RECORDS SUPPLIED:
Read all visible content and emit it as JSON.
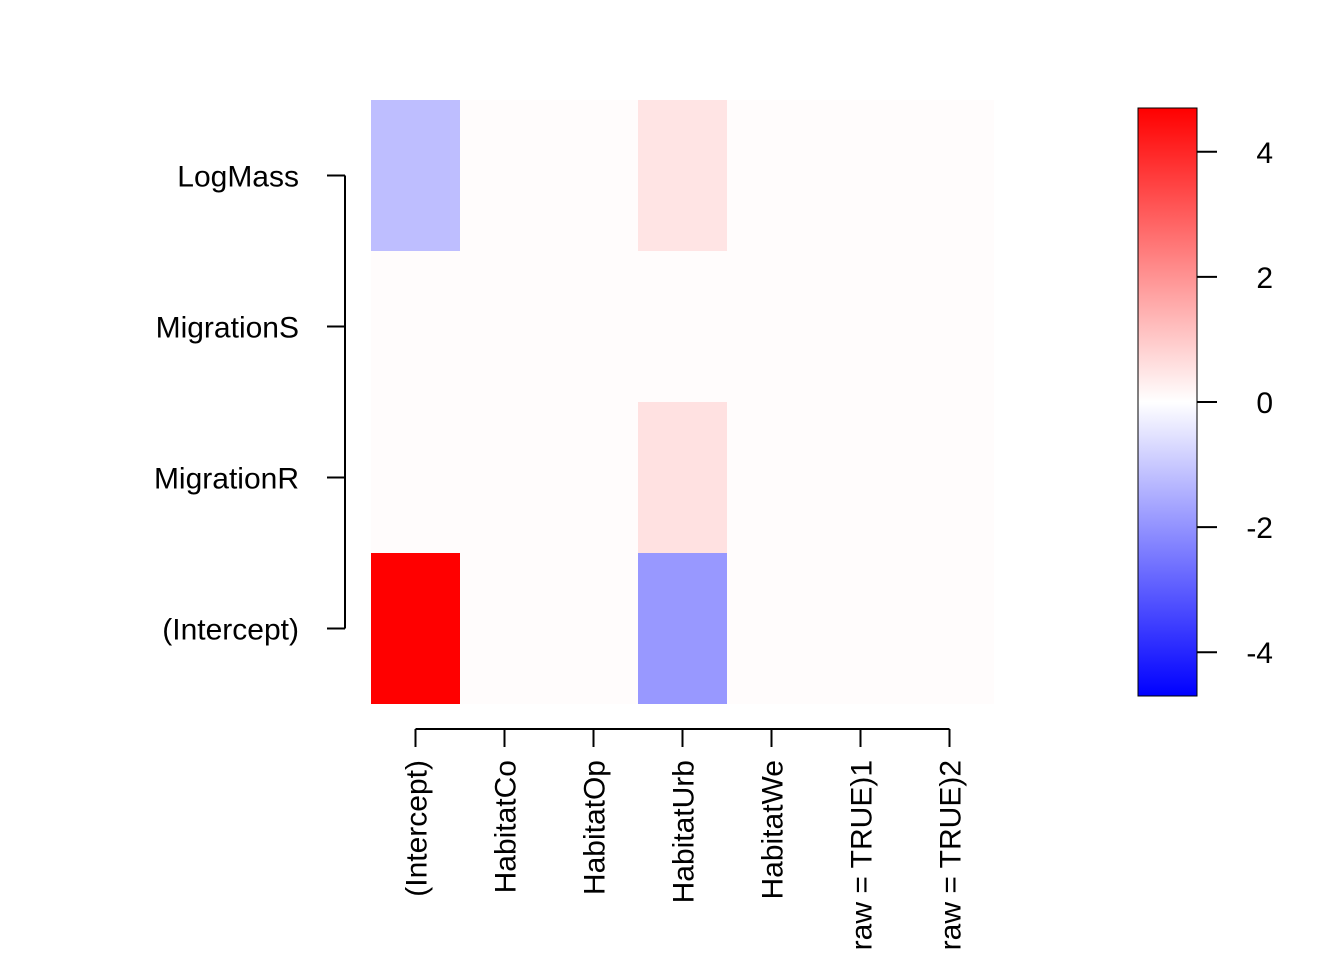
{
  "chart_data": {
    "type": "heatmap",
    "title": "",
    "xlabel": "",
    "ylabel": "",
    "x_categories": [
      "(Intercept)",
      "HabitatCo",
      "HabitatOp",
      "HabitatUrb",
      "HabitatWe",
      "raw = TRUE)1",
      "raw = TRUE)2"
    ],
    "y_categories": [
      "(Intercept)",
      "MigrationR",
      "MigrationS",
      "LogMass"
    ],
    "values": [
      [
        4.7,
        0,
        0,
        -1.9,
        0,
        0,
        0
      ],
      [
        0,
        0,
        0,
        0.55,
        0,
        0,
        0
      ],
      [
        0,
        0,
        0,
        0,
        0,
        0,
        0
      ],
      [
        -1.2,
        0,
        0,
        0.5,
        0,
        0,
        0
      ]
    ],
    "colorbar": {
      "range": [
        -4.7,
        4.7
      ],
      "ticks": [
        -4,
        -2,
        0,
        2,
        4
      ],
      "tick_labels": [
        "-4",
        "-2",
        "0",
        "2",
        "4"
      ],
      "low_color": "#0000ff",
      "mid_color": "#ffffff",
      "high_color": "#ff0000",
      "background_color": "#fffcfc"
    }
  }
}
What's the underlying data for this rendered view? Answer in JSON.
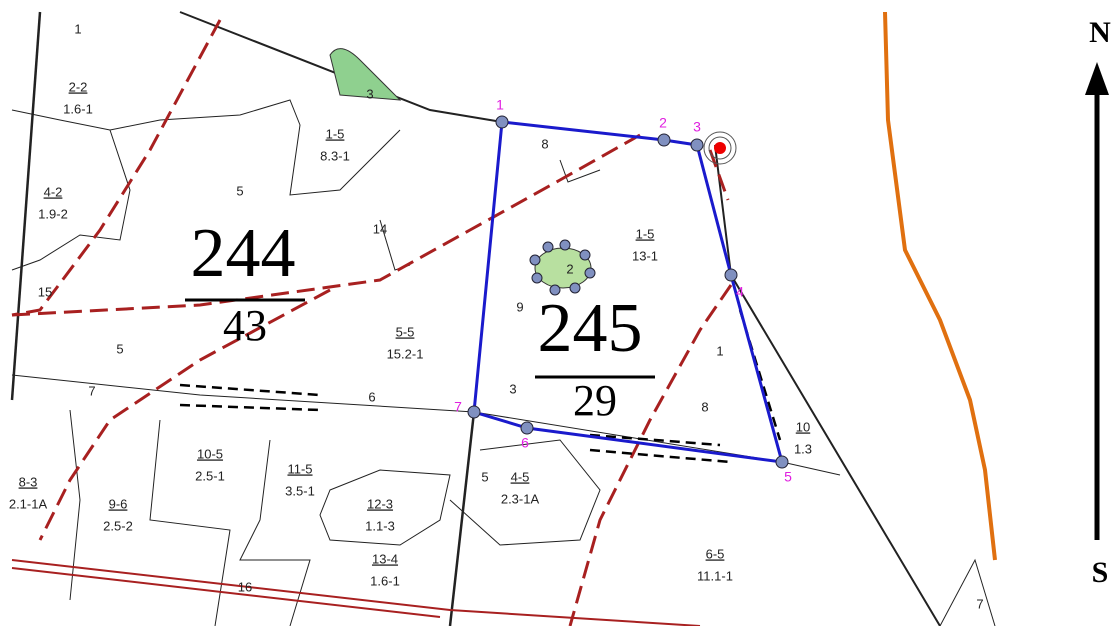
{
  "compass": {
    "north": "N",
    "south": "S"
  },
  "quarters": [
    {
      "number": "244",
      "subnumber": "43"
    },
    {
      "number": "245",
      "subnumber": "29"
    }
  ],
  "vertices": [
    "1",
    "2",
    "3",
    "4",
    "5",
    "6",
    "7"
  ],
  "stands": [
    {
      "id": "2-2",
      "code": "1.6-1"
    },
    {
      "id": "1-5",
      "code": "8.3-1"
    },
    {
      "id": "4-2",
      "code": "1.9-2"
    },
    {
      "id": "1-5",
      "code": "13-1"
    },
    {
      "id": "5-5",
      "code": "15.2-1"
    },
    {
      "id": "10-5",
      "code": "2.5-1"
    },
    {
      "id": "11-5",
      "code": "3.5-1"
    },
    {
      "id": "12-3",
      "code": "1.1-3"
    },
    {
      "id": "9-6",
      "code": "2.5-2"
    },
    {
      "id": "8-3",
      "code": "2.1-1A"
    },
    {
      "id": "4-5",
      "code": "2.3-1A"
    },
    {
      "id": "13-4",
      "code": "1.6-1"
    },
    {
      "id": "6-5",
      "code": "11.1-1"
    },
    {
      "id": "10",
      "code": "1.3"
    }
  ],
  "labels": [
    "1",
    "3",
    "5",
    "14",
    "15",
    "5",
    "7",
    "6",
    "8",
    "9",
    "3",
    "1",
    "8",
    "5",
    "2",
    "16",
    "7"
  ]
}
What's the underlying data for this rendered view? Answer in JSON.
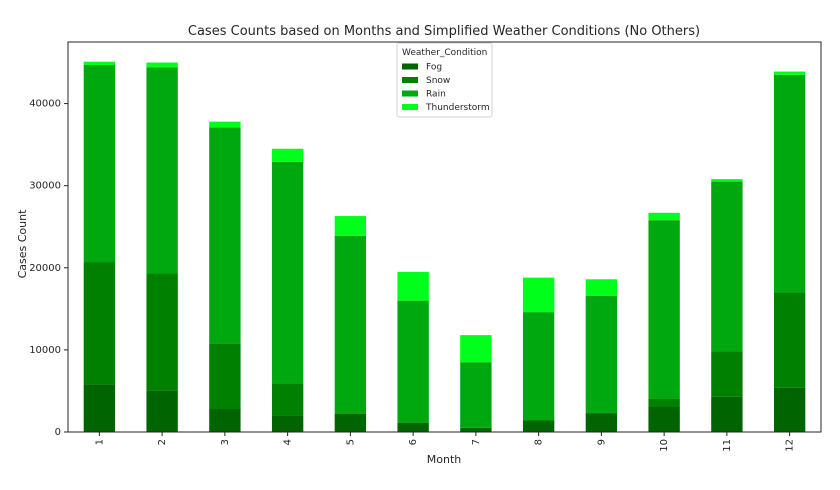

WRITTEN TASK: Transcribe all entries above exactly. Drop the pictures.

RESULT BELOW:
Read all visible content and emit it as JSON.
{
  "chart_data": {
    "type": "heatmap",
    "title": "",
    "xlabel": "",
    "ylabel": "",
    "x_categories": [
      "(Intercept)",
      "HabitatCo",
      "HabitatOp",
      "HabitatUrb",
      "HabitatWe",
      "raw = TRUE)1",
      "raw = TRUE)2"
    ],
    "y_categories": [
      "(Intercept)",
      "MigrationR",
      "MigrationS",
      "LogMass"
    ],
    "values": [
      [
        4.7,
        0,
        0,
        -1.9,
        0,
        0,
        0
      ],
      [
        0,
        0,
        0,
        0.55,
        0,
        0,
        0
      ],
      [
        0,
        0,
        0,
        0,
        0,
        0,
        0
      ],
      [
        -1.2,
        0,
        0,
        0.5,
        0,
        0,
        0
      ]
    ],
    "colorbar": {
      "range": [
        -4.7,
        4.7
      ],
      "ticks": [
        -4,
        -2,
        0,
        2,
        4
      ],
      "tick_labels": [
        "-4",
        "-2",
        "0",
        "2",
        "4"
      ],
      "low_color": "#0000ff",
      "mid_color": "#ffffff",
      "high_color": "#ff0000",
      "background_color": "#fffcfc"
    }
  }
}
What's the underlying data for this rendered view? Answer in JSON.
{
  "compass": {
    "north": "N",
    "south": "S"
  },
  "quarters": [
    {
      "number": "244",
      "subnumber": "43"
    },
    {
      "number": "245",
      "subnumber": "29"
    }
  ],
  "vertices": [
    "1",
    "2",
    "3",
    "4",
    "5",
    "6",
    "7"
  ],
  "stands": [
    {
      "id": "2-2",
      "code": "1.6-1"
    },
    {
      "id": "1-5",
      "code": "8.3-1"
    },
    {
      "id": "4-2",
      "code": "1.9-2"
    },
    {
      "id": "1-5",
      "code": "13-1"
    },
    {
      "id": "5-5",
      "code": "15.2-1"
    },
    {
      "id": "10-5",
      "code": "2.5-1"
    },
    {
      "id": "11-5",
      "code": "3.5-1"
    },
    {
      "id": "12-3",
      "code": "1.1-3"
    },
    {
      "id": "9-6",
      "code": "2.5-2"
    },
    {
      "id": "8-3",
      "code": "2.1-1A"
    },
    {
      "id": "4-5",
      "code": "2.3-1A"
    },
    {
      "id": "13-4",
      "code": "1.6-1"
    },
    {
      "id": "6-5",
      "code": "11.1-1"
    },
    {
      "id": "10",
      "code": "1.3"
    }
  ],
  "labels": [
    "1",
    "3",
    "5",
    "14",
    "15",
    "5",
    "7",
    "6",
    "8",
    "9",
    "3",
    "1",
    "8",
    "5",
    "2",
    "16",
    "7"
  ]
}
What's the underlying data for this rendered view? Answer in JSON.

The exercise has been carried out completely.